■ QUESTIONS
- a) In the biography, please change everything from "Personal details" down to "1996 and 2014.", putting "National Parliament" in place of "Jatiya Sangsad".
- b) For each statement, say whether the biography agrees, answering yes or no and quoting the deciding words: (i) He was born in Bagerhat District. (ii) He died in Dhaka. (iii) He was elected from Khulna-4 four times.
- c) According to the biography, which party did he belong to when he was elected to the Jatiya Sangsad?

■ GIVEN TEXT
Member of Parliament for Khulna-4
- In office 29 January 2014 – 26 July 2018
- Preceded by: Molla Jalal Uddin
- Succeeded by: Abdus Salam Murshedy
- In office 14 July 1996 – 13 July 2001
- Succeeded by: M. Nurul Islam
- In office 5 March 1991 – 24 November 1995
- Preceded by: Moktar Hossain

Personal details
- Born: 2 March 1953 Bagerhat District, East Bengal, Dominion of Pakistan
- Died: 26 July 2018 (aged 65) Singapore

= Mostafa Rashidi Suja =

Bangladeshi politician

S M Mostafa Rashidi Suja (2 March 1953 – 26 July 2018) was a Bangladeshi politician. He was elected to the Jatiya Sangsad as a member of the Bangladesh Awami League from the Khulna-4 constituency three times: in 1991, 1996 and 2014.

(Collection entries)

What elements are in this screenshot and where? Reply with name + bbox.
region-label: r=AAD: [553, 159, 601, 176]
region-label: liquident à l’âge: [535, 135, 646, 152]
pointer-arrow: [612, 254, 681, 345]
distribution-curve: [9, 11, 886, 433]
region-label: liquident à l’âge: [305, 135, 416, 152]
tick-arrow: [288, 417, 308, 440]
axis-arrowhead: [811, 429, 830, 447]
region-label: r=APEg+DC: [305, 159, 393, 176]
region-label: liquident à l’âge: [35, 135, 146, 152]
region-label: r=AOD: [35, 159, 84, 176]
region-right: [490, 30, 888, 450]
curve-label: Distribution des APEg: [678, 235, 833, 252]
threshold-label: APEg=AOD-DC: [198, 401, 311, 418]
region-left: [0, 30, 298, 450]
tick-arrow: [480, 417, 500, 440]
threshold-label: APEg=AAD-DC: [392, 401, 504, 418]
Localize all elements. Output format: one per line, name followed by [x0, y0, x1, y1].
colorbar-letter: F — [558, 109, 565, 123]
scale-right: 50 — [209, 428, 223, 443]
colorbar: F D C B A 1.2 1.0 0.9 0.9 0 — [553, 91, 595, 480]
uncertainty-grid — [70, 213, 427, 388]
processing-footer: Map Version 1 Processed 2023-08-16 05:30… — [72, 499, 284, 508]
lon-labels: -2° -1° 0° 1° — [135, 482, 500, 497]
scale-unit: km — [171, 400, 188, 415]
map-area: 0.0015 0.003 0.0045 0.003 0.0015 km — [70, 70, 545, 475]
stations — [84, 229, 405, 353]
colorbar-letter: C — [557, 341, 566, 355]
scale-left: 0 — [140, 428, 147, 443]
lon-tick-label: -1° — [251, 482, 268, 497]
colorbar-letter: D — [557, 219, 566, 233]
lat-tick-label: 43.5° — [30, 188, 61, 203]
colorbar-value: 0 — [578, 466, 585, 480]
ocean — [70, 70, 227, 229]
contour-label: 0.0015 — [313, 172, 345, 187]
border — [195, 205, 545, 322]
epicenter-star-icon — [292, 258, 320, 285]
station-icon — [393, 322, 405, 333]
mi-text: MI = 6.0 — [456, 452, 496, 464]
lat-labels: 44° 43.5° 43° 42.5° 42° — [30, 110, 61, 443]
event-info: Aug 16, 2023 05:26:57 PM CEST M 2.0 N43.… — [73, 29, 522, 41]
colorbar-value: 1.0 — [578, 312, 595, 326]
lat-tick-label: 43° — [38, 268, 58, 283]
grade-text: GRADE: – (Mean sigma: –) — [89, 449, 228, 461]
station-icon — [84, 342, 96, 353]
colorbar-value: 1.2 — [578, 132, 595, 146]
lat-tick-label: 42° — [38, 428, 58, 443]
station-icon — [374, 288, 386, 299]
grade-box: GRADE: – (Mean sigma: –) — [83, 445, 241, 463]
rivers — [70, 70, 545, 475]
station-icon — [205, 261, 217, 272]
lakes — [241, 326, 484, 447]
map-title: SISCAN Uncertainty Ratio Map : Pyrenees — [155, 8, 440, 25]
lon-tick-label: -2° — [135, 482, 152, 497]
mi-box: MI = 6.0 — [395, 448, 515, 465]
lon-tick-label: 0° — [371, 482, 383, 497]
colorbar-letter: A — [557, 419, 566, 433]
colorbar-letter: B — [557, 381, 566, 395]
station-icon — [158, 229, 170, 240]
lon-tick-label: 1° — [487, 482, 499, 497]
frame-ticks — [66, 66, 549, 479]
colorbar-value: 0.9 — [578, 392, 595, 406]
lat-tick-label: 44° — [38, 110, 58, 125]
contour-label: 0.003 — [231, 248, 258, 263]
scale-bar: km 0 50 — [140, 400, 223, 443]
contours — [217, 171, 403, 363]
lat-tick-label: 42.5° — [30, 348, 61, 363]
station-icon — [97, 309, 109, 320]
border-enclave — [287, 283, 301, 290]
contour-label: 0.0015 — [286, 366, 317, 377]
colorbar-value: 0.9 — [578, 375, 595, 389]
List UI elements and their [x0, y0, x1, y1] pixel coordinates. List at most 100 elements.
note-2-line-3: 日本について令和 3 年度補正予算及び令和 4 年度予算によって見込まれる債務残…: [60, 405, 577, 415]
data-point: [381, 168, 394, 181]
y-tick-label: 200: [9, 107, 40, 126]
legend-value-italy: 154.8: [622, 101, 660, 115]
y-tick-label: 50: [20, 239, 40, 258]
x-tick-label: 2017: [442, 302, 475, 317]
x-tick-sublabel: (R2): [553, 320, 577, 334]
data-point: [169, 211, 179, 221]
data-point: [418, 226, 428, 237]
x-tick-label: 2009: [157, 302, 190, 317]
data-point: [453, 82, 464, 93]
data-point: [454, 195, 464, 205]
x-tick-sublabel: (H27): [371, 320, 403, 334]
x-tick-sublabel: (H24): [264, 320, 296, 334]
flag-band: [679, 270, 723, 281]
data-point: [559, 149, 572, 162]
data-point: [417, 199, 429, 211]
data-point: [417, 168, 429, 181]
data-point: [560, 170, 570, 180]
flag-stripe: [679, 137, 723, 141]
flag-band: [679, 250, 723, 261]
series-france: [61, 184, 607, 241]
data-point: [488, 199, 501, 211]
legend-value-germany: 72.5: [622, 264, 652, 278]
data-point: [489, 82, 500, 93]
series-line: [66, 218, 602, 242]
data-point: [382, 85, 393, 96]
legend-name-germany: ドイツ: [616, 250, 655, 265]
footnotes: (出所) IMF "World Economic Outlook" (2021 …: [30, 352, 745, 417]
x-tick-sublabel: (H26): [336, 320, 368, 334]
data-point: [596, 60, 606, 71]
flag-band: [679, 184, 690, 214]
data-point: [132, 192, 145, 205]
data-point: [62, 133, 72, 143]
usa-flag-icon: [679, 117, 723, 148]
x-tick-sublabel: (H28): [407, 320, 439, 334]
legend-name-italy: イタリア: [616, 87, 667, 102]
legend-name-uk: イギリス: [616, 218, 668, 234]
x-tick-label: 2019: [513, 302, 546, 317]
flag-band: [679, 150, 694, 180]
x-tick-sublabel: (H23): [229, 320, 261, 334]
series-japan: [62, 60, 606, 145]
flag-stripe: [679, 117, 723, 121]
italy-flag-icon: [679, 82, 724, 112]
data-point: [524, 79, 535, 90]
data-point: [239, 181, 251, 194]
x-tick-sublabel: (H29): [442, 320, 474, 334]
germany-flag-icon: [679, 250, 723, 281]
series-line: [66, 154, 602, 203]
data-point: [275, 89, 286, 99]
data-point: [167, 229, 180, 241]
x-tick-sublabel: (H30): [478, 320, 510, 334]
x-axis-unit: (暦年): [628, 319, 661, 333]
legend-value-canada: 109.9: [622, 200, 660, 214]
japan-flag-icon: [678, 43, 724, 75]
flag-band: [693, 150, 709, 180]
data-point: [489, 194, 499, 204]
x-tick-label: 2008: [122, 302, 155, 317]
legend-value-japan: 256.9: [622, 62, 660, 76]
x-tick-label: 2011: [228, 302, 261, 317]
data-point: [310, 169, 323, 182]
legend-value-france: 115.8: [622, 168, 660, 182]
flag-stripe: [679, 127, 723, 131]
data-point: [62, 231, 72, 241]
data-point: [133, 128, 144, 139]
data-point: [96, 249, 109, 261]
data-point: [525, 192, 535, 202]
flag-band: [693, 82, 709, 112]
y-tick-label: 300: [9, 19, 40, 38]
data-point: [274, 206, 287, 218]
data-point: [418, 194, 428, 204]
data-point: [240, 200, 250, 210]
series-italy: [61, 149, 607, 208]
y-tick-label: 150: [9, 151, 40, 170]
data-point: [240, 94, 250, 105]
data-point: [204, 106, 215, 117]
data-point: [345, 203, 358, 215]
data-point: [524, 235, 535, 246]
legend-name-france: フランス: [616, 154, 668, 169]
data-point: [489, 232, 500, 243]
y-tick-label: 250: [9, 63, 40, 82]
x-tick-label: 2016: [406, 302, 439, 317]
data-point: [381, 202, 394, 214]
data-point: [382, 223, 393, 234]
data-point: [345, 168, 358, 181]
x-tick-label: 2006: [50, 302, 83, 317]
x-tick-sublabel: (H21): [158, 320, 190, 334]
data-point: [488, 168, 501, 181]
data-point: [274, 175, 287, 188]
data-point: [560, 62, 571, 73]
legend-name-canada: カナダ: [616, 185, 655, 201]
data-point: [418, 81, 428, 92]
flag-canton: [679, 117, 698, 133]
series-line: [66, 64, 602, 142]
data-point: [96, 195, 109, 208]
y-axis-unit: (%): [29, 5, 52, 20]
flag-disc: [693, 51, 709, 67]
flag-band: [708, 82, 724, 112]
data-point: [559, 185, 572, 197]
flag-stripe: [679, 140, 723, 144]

■ RESPONSES TO THE TASKS
- a)
Personal details
- Born: 2 March 1953 Bagerhat District, East Bengal, Dominion of Pakistan
- Died: 26 July 2018 (aged 65) Singapore

= Mostafa Rashidi Suja =

Bangladeshi politician

S M Mostafa Rashidi Suja (2 March 1953 – 26 July 2018) was a Bangladeshi politician. He was elected to the National Parliament as a member of the Bangladesh Awami League from the Khulna-4 constituency three times: in 1991, 1996 and 2014.

- b)
(i) Yes: "Born: 2 March 1953 Bagerhat District"
(ii) No: "Died: 26 July 2018 (aged 65) Singapore"
(iii) No: "three times: in 1991, 1996 and 2014"

- c) The Bangladesh Awami League.